(Stored data)
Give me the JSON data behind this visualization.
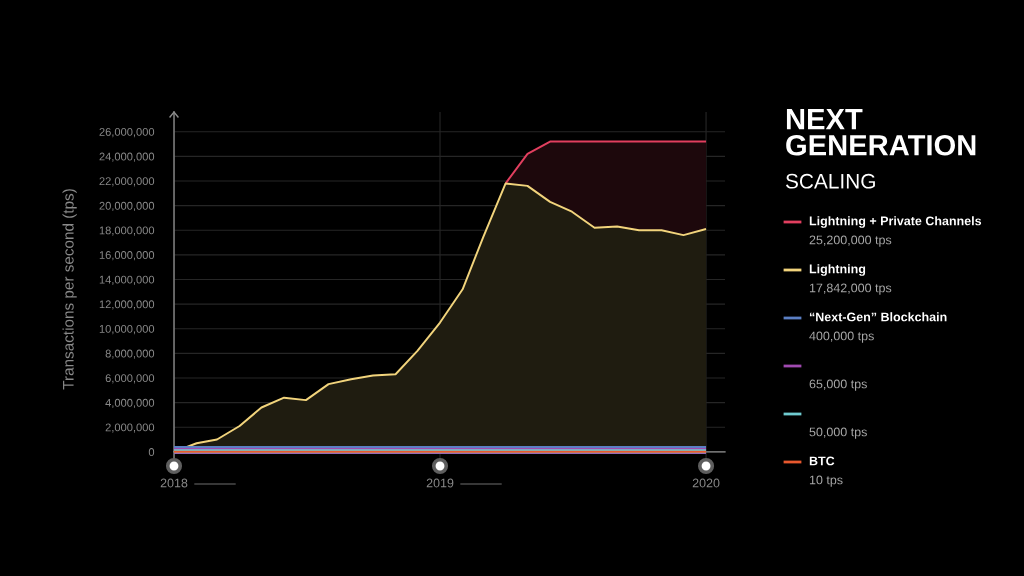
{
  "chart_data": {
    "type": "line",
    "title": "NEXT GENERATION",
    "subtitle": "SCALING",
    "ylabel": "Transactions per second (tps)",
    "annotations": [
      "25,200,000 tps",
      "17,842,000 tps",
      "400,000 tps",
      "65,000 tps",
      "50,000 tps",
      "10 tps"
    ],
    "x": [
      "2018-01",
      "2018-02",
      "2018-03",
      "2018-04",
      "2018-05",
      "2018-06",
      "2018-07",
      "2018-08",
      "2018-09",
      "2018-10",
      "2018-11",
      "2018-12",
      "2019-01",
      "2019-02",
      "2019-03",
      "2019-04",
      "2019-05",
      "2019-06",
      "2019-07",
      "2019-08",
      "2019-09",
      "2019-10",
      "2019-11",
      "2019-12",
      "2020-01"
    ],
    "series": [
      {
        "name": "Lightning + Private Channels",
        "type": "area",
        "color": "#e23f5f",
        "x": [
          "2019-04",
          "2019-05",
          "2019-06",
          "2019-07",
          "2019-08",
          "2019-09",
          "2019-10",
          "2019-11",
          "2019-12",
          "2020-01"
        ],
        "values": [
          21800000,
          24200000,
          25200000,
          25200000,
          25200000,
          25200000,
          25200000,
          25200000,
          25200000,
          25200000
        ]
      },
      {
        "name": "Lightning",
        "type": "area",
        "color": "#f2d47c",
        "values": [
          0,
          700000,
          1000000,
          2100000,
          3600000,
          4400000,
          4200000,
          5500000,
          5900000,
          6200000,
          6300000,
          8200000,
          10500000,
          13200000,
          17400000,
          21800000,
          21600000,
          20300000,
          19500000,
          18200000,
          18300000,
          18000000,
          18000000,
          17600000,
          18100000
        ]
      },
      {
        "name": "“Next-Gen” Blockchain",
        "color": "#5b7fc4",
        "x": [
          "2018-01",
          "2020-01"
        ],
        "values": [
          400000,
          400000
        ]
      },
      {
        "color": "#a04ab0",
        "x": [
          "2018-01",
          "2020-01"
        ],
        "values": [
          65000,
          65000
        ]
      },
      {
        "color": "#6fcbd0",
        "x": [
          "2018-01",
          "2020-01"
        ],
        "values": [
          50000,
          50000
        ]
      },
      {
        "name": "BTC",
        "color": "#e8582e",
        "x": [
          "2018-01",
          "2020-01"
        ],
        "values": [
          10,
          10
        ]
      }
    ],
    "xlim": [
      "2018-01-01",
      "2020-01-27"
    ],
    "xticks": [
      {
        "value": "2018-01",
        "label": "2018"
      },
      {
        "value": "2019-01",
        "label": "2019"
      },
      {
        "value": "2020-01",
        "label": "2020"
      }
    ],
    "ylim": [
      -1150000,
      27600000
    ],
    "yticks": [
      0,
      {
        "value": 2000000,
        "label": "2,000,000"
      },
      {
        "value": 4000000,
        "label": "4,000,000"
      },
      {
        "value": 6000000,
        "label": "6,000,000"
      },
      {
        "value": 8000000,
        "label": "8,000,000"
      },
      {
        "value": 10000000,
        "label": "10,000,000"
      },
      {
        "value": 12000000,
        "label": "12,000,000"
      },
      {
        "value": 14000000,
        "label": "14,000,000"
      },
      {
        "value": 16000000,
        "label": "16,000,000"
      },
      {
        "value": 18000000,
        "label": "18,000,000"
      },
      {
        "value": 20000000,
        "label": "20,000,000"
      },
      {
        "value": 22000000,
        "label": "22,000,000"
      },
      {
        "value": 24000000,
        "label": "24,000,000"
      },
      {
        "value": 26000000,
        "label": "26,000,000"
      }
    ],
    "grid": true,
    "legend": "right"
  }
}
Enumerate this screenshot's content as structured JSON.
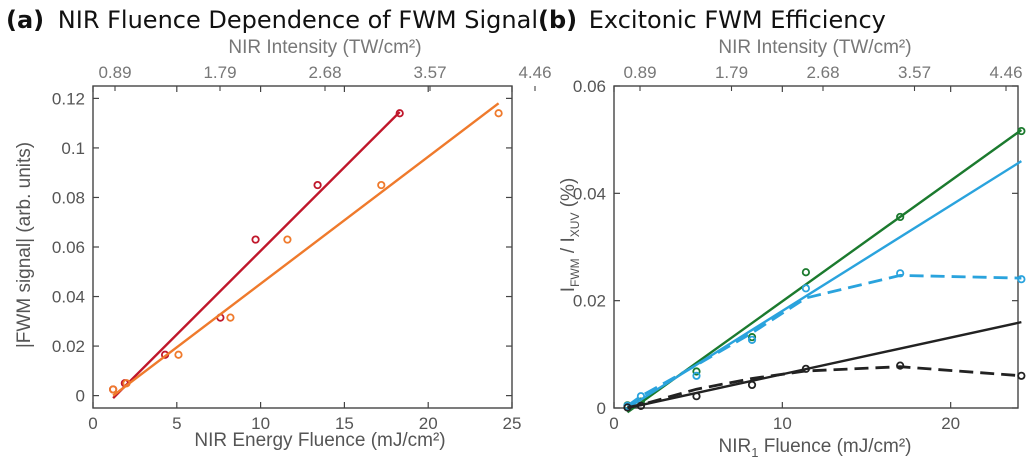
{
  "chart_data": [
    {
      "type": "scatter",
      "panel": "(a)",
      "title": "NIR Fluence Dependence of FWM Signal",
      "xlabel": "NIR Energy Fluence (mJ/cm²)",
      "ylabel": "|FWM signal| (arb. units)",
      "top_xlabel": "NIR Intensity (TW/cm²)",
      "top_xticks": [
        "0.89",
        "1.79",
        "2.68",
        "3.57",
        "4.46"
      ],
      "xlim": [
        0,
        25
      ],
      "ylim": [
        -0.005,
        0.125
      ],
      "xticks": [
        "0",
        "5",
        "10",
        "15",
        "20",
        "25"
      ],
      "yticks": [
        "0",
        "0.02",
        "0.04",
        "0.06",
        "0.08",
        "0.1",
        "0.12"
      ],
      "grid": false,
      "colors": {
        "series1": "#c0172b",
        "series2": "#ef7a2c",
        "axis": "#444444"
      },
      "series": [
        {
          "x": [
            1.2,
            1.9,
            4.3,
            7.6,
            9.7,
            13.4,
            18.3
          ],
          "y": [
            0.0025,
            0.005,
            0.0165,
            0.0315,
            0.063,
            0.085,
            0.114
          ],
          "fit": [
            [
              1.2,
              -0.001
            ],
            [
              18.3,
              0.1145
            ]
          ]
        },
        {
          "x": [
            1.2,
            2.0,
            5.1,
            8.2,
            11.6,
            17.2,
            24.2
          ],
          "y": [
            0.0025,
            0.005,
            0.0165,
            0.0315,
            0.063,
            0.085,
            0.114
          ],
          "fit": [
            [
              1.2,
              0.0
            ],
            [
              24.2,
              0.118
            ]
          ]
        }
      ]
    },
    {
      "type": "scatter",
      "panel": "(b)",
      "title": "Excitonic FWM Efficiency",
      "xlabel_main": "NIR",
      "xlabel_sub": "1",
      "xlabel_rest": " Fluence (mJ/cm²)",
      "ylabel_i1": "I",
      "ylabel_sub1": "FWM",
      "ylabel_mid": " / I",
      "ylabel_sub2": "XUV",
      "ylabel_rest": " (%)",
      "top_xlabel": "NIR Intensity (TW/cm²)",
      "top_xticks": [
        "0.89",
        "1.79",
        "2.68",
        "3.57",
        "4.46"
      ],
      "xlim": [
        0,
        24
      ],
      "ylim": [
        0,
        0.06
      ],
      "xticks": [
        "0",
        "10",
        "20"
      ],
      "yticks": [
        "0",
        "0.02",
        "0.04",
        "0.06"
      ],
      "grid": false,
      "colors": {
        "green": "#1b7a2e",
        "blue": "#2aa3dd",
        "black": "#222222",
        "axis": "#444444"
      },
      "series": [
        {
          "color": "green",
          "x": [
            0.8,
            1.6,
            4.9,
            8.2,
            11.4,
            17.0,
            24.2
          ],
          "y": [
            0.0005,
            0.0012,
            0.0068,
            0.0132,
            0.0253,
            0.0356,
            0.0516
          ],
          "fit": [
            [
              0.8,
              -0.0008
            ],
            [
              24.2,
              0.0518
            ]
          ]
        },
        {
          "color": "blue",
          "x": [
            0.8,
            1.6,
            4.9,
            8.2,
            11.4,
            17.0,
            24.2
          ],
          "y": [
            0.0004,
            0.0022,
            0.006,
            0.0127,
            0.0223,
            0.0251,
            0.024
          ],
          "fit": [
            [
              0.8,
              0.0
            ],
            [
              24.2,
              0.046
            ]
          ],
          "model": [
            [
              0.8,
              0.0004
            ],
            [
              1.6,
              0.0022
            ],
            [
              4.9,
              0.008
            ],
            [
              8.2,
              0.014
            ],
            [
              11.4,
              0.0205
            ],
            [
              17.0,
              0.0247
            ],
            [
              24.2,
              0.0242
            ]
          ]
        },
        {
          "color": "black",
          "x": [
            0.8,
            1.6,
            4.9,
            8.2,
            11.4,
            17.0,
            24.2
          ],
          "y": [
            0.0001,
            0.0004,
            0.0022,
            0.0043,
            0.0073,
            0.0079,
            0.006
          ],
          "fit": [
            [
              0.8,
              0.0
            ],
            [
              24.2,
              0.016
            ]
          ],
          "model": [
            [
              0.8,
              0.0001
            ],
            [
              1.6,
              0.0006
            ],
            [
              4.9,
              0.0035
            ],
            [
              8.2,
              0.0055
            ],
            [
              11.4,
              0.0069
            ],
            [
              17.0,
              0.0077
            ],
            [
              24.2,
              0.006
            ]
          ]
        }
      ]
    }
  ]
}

■ **EXERCISE OBJECTIVE**:
Report how many lines of the data contain the word "JSON", using the number alone.

■ **FULL OUTPUT**:
2